Requirement:
Work out how many lines include "release" and answer with that number only.

Records contained in a dataset:
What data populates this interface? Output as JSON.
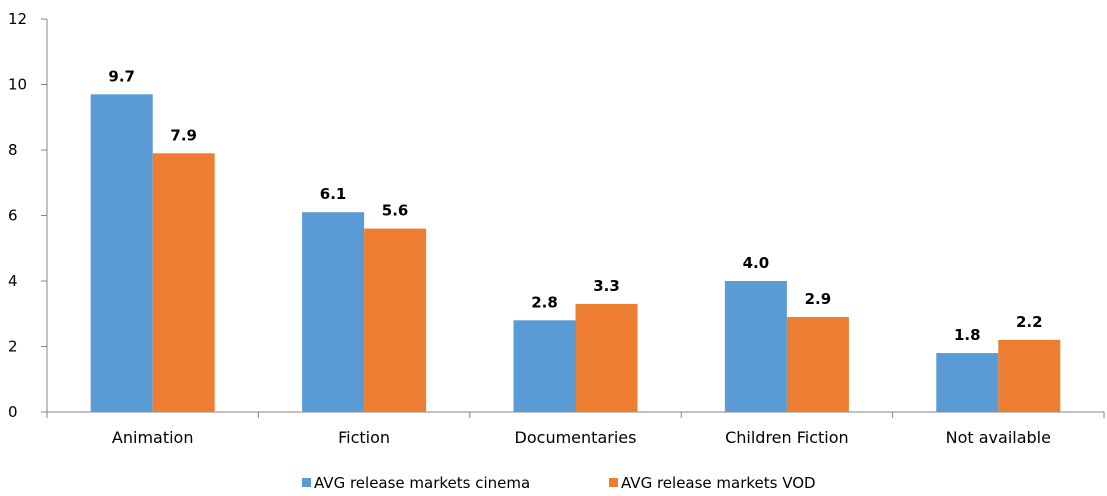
{
  "chart_data": {
    "type": "bar",
    "categories": [
      "Animation",
      "Fiction",
      "Documentaries",
      "Children Fiction",
      "Not available"
    ],
    "series": [
      {
        "name": "AVG release markets cinema",
        "values": [
          9.7,
          6.1,
          2.8,
          4.0,
          1.8
        ],
        "labels": [
          "9.7",
          "6.1",
          "2.8",
          "4.0",
          "1.8"
        ],
        "color": "#5B9BD5"
      },
      {
        "name": "AVG release markets VOD",
        "values": [
          7.9,
          5.6,
          3.3,
          2.9,
          2.2
        ],
        "labels": [
          "7.9",
          "5.6",
          "3.3",
          "2.9",
          "2.2"
        ],
        "color": "#ED7D31"
      }
    ],
    "ylim": [
      0,
      12
    ],
    "yticks": [
      "0",
      "2",
      "4",
      "6",
      "8",
      "10",
      "12"
    ],
    "grid": false,
    "legend_position": "bottom"
  }
}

Task response:
2